__What is asked__:
Below are some records; reproduce every one of them exactly.

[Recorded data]
● ● ●
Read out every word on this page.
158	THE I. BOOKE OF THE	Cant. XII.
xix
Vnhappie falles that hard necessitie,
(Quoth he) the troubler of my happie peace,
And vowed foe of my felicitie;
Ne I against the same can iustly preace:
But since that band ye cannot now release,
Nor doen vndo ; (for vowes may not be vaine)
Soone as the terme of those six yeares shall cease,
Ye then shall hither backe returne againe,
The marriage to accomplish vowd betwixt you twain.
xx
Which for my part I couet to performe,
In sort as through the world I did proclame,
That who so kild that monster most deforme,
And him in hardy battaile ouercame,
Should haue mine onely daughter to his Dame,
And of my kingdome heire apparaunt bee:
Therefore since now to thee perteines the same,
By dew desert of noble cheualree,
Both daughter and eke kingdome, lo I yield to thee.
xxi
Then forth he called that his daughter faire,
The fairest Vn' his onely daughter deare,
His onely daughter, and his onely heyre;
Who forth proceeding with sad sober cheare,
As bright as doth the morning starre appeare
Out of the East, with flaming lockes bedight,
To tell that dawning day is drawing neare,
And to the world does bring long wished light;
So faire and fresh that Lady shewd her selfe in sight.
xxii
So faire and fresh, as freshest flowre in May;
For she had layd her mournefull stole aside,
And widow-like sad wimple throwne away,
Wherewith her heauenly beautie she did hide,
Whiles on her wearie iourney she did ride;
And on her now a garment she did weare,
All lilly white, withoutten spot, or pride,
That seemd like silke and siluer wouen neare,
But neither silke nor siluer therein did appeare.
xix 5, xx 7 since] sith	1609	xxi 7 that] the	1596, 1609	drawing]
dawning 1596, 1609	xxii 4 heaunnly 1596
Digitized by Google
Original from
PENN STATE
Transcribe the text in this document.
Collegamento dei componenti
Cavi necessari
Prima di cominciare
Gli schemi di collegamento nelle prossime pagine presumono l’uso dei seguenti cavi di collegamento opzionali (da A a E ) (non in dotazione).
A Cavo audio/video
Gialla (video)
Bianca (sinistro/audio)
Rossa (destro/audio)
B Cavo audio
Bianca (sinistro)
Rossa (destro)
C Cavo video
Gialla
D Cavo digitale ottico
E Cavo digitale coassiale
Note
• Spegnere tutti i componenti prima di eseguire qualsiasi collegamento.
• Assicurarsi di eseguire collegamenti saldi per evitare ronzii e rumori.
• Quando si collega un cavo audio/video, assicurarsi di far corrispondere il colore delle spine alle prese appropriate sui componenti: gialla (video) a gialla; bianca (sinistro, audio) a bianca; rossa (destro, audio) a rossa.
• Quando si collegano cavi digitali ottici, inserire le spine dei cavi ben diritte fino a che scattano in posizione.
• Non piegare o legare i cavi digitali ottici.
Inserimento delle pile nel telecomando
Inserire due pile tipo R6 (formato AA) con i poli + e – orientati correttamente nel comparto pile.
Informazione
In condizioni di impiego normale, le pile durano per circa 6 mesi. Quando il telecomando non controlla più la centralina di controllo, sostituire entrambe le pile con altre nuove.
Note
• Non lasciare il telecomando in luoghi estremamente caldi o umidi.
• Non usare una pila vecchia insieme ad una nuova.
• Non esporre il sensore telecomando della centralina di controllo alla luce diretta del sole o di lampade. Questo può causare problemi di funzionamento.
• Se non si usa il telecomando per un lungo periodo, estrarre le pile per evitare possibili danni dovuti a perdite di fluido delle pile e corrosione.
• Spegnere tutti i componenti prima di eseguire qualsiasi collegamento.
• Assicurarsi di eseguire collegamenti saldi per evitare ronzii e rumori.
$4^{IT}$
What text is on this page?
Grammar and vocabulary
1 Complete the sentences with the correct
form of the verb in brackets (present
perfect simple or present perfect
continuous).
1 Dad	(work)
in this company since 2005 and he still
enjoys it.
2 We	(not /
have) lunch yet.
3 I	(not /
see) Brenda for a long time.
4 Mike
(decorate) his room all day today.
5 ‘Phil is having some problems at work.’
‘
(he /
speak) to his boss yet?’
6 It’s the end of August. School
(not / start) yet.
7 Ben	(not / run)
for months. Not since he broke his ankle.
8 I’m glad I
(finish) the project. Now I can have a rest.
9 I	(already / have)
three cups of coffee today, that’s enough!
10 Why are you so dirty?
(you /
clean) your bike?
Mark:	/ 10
● ● ●
__Answer to this exercise__:
Read out every word on this page.
158	THE I. BOOKE OF THE	Cant. XII.
xix
Vnhappie falles that hard necessitie,
(Quoth he) the troubler of my happie peace,
And vowed foe of my felicitie;
Ne I against the same can iustly preace:
But since that band ye cannot now release,
Nor doen vndo ; (for vowes may not be vaine)
Soone as the terme of those six yeares shall cease,
Ye then shall hither backe returne againe,
The marriage to accomplish vowd betwixt you twain.
xx
Which for my part I couet to performe,
In sort as through the world I did proclame,
That who so kild that monster most deforme,
And him in hardy battaile ouercame,
Should haue mine onely daughter to his Dame,
And of my kingdome heire apparaunt bee:
Therefore since now to thee perteines the same,
By dew desert of noble cheualree,
Both daughter and eke kingdome, lo I yield to thee.
xxi
Then forth he called that his daughter faire,
The fairest Vn' his onely daughter deare,
His onely daughter, and his onely heyre;
Who forth proceeding with sad sober cheare,
As bright as doth the morning starre appeare
Out of the East, with flaming lockes bedight,
To tell that dawning day is drawing neare,
And to the world does bring long wished light;
So faire and fresh that Lady shewd her selfe in sight.
xxii
So faire and fresh, as freshest flowre in May;
For she had layd her mournefull stole aside,
And widow-like sad wimple throwne away,
Wherewith her heauenly beautie she did hide,
Whiles on her wearie iourney she did ride;
And on her now a garment she did weare,
All lilly white, withoutten spot, or pride,
That seemd like silke and siluer wouen neare,
But neither silke nor siluer therein did appeare.
xix 5, xx 7 since] sith	1609	xxi 7 that] the	1596, 1609	drawing]
dawning 1596, 1609	xxii 4 heaunnly 1596
Digitized by Google
Original from
PENN STATE
Transcribe the text in this document.
Collegamento dei componenti
Cavi necessari
Prima di cominciare
Gli schemi di collegamento nelle prossime pagine presumono l’uso dei seguenti cavi di collegamento opzionali (da A a E ) (non in dotazione).
A Cavo audio/video
Gialla (video)
Bianca (sinistro/audio)
Rossa (destro/audio)
B Cavo audio
Bianca (sinistro)
Rossa (destro)
C Cavo video
Gialla
D Cavo digitale ottico
E Cavo digitale coassiale
Note
• Spegnere tutti i componenti prima di eseguire qualsiasi collegamento.
• Assicurarsi di eseguire collegamenti saldi per evitare ronzii e rumori.
• Quando si collega un cavo audio/video, assicurarsi di far corrispondere il colore delle spine alle prese appropriate sui componenti: gialla (video) a gialla; bianca (sinistro, audio) a bianca; rossa (destro, audio) a rossa.
• Quando si collegano cavi digitali ottici, inserire le spine dei cavi ben diritte fino a che scattano in posizione.
• Non piegare o legare i cavi digitali ottici.
Inserimento delle pile nel telecomando
Inserire due pile tipo R6 (formato AA) con i poli + e – orientati correttamente nel comparto pile.
Informazione
In condizioni di impiego normale, le pile durano per circa 6 mesi. Quando il telecomando non controlla più la centralina di controllo, sostituire entrambe le pile con altre nuove.
Note
• Non lasciare il telecomando in luoghi estremamente caldi o umidi.
• Non usare una pila vecchia insieme ad una nuova.
• Non esporre il sensore telecomando della centralina di controllo alla luce diretta del sole o di lampade. Questo può causare problemi di funzionamento.
• Se non si usa il telecomando per un lungo periodo, estrarre le pile per evitare possibili danni dovuti a perdite di fluido delle pile e corrosione.
• Spegnere tutti i componenti prima di eseguire qualsiasi collegamento.
• Assicurarsi di eseguire collegamenti saldi per evitare ronzii e rumori.
$4^{IT}$
What text is on this page?
Grammar and vocabulary
1 Complete the sentences with the correct
form of the verb in brackets (present
perfect simple or present perfect
continuous).
1 Dad	(work)
in this company since 2005 and he still
enjoys it.
2 We	(not /
have) lunch yet.
3 I	(not /
see) Brenda for a long time.
4 Mike
(decorate) his room all day today.
5 ‘Phil is having some problems at work.’
‘
(he /
speak) to his boss yet?’
6 It’s the end of August. School
(not / start) yet.
7 Ben	(not / run)
for months. Not since he broke his ankle.
8 I’m glad I
(finish) the project. Now I can have a rest.
9 I	(already / have)
three cups of coffee today, that’s enough!
10 Why are you so dirty?
(you /
clean) your bike?
Mark:	/ 10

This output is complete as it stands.